Task instructions:
Find every line with "JSON" in it, then report how many there are and nothing more.

--- START ---

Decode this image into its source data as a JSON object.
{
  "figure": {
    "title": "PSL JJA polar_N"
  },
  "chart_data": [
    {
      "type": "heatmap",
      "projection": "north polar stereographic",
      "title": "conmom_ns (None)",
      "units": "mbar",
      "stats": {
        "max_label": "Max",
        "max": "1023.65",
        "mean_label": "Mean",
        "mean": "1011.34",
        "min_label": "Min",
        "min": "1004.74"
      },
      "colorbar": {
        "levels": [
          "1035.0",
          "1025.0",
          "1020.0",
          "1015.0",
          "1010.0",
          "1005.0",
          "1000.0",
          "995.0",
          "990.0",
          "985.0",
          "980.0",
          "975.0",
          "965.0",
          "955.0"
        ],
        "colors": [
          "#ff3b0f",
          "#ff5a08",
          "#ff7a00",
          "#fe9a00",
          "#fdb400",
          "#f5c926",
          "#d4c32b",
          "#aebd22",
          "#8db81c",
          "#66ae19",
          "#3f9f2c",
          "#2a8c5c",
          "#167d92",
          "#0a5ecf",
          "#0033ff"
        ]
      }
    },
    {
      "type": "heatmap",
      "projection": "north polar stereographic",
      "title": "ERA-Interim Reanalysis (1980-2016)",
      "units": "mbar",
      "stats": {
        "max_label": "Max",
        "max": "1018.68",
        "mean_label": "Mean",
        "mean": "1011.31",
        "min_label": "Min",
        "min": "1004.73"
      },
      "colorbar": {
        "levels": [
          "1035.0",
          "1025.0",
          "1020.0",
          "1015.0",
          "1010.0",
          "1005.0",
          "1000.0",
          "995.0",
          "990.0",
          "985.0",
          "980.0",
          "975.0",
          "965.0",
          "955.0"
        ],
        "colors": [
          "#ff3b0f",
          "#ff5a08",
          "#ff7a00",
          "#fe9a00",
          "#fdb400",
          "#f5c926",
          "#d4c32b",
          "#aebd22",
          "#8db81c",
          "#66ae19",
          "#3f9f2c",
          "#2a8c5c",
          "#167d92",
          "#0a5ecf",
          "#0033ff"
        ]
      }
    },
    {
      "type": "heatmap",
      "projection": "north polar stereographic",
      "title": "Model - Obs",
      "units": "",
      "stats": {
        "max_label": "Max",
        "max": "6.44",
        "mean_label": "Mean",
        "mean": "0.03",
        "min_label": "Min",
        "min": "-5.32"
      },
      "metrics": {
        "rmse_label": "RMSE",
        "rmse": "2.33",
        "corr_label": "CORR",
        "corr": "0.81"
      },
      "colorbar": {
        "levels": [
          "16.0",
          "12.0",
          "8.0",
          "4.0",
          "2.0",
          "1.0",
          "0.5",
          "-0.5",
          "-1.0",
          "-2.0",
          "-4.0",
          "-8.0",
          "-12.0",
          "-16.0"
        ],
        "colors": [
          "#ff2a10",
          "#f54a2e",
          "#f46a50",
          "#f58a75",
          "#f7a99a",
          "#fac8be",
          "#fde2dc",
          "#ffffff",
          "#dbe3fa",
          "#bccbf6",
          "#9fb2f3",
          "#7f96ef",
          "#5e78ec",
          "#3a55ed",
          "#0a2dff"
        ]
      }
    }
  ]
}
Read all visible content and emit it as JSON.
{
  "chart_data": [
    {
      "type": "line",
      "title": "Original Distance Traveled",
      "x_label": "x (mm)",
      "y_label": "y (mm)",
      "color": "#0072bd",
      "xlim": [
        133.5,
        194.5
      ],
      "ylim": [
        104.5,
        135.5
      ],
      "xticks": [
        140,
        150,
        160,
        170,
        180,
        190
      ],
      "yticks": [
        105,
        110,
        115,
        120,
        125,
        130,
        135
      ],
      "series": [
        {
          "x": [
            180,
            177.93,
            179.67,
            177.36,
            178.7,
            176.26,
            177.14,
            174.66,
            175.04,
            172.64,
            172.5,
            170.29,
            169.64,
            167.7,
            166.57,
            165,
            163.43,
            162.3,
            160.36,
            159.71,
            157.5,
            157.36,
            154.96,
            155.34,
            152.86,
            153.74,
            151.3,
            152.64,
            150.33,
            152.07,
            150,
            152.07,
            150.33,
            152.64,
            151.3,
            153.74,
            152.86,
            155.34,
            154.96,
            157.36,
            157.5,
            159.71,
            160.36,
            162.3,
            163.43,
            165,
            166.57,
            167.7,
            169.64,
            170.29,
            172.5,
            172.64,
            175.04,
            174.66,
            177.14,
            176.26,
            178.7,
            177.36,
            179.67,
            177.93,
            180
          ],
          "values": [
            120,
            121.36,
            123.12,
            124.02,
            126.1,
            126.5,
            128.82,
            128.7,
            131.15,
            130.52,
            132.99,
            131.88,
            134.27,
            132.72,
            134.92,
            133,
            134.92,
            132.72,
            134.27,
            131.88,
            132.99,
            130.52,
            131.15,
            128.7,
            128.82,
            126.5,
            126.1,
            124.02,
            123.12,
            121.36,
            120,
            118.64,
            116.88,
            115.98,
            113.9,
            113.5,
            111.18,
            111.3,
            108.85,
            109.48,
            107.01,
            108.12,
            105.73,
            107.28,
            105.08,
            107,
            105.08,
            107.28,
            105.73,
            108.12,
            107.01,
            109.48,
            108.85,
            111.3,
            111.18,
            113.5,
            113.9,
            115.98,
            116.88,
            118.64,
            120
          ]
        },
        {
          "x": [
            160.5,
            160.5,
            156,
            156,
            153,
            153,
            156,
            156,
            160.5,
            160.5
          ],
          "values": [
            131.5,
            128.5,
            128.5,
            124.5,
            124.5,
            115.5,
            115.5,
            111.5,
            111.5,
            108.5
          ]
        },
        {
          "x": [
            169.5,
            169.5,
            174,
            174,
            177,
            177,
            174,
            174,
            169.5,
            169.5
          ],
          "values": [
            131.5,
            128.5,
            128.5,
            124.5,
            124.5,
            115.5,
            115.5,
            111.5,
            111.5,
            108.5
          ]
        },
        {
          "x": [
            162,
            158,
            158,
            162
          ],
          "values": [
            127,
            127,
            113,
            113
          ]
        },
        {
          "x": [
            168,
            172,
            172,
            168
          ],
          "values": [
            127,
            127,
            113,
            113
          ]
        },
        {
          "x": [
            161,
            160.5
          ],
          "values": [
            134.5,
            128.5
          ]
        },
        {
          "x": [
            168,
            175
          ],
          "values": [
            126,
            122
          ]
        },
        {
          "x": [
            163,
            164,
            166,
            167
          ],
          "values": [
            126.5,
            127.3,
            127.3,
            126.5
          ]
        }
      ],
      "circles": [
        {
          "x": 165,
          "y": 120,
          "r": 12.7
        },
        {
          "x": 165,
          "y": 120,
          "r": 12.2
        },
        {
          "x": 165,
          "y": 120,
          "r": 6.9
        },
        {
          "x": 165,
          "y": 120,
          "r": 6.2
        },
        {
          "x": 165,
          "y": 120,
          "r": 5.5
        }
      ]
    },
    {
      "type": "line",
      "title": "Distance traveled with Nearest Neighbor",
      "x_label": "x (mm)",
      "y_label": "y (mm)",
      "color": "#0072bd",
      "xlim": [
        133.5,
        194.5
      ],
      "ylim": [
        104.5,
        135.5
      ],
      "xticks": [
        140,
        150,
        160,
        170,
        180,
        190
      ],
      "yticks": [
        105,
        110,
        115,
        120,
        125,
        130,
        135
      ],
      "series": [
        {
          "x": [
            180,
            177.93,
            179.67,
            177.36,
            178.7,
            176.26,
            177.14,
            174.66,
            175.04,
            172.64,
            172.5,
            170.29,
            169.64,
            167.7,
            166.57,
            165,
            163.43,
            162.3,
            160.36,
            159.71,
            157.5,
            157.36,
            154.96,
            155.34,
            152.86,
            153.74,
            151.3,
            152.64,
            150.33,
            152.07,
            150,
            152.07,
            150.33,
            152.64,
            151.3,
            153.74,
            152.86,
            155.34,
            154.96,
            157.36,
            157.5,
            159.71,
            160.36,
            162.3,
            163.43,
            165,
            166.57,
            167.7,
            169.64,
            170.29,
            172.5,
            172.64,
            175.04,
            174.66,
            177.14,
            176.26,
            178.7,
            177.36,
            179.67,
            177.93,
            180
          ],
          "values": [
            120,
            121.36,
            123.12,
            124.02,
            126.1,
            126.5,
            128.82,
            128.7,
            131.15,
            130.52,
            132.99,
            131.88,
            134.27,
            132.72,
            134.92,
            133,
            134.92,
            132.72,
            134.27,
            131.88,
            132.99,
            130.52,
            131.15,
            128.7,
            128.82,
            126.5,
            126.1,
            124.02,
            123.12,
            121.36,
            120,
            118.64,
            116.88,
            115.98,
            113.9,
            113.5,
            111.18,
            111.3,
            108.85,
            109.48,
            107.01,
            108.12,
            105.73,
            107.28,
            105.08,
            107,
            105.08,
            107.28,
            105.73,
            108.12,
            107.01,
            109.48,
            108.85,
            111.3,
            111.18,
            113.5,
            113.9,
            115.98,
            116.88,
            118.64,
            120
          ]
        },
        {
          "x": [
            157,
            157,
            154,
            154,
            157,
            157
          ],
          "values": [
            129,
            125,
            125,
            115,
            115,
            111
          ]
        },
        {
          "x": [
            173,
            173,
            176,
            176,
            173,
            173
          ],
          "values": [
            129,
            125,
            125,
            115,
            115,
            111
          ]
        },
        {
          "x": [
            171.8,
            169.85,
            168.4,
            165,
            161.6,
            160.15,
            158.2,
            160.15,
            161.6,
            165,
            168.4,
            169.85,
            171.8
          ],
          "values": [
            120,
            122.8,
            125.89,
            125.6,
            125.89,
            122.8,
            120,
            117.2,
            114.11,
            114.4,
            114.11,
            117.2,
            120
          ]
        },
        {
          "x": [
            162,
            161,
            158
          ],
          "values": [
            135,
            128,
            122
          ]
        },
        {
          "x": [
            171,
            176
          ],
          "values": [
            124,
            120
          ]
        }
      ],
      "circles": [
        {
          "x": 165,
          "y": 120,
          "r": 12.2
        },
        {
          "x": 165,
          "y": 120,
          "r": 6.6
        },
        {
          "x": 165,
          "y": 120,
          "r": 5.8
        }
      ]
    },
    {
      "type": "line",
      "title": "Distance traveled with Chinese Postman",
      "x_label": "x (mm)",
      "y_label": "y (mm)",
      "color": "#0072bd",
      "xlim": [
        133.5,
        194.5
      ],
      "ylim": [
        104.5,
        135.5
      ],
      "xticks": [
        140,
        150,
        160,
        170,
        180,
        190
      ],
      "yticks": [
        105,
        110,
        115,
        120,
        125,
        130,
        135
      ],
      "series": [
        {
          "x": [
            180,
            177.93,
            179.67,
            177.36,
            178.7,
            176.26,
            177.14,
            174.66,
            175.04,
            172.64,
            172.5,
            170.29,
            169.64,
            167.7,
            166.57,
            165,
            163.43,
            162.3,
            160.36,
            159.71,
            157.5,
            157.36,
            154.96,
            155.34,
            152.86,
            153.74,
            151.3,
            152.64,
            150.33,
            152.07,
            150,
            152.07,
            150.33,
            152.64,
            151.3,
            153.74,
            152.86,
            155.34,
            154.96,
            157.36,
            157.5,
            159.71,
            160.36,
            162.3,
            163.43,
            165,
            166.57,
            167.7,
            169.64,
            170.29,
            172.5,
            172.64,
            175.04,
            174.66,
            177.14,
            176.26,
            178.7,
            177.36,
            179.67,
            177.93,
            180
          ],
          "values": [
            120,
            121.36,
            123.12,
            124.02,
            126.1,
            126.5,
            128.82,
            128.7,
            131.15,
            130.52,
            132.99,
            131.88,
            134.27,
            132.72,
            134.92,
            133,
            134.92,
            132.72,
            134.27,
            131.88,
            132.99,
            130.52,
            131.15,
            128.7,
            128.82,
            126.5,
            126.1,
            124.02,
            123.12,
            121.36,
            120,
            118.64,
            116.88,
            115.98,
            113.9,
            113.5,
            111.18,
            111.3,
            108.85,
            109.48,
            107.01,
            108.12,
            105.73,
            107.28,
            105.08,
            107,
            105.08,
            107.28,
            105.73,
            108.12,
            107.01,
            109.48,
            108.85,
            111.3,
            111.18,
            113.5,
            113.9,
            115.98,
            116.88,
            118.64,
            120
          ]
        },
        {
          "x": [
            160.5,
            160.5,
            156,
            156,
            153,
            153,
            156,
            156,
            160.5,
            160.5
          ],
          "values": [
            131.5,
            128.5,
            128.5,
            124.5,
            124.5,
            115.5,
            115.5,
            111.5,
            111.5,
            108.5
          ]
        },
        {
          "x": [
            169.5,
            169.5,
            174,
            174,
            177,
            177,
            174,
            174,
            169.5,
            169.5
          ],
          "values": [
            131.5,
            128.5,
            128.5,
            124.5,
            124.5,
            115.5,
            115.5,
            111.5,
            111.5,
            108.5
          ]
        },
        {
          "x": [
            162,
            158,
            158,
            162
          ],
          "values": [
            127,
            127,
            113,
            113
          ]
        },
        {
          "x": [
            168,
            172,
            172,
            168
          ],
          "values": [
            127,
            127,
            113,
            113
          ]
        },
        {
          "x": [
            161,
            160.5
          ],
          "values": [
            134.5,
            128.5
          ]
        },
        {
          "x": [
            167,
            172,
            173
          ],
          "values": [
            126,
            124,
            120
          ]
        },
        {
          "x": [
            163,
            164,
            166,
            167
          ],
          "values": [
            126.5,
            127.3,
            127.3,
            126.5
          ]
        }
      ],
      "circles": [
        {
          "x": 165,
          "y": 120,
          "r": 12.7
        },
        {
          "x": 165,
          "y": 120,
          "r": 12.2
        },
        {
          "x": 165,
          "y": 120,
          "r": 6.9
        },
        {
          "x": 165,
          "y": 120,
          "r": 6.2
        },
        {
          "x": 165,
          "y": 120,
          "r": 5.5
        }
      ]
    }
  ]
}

--- END ---

Response for this exercise:
2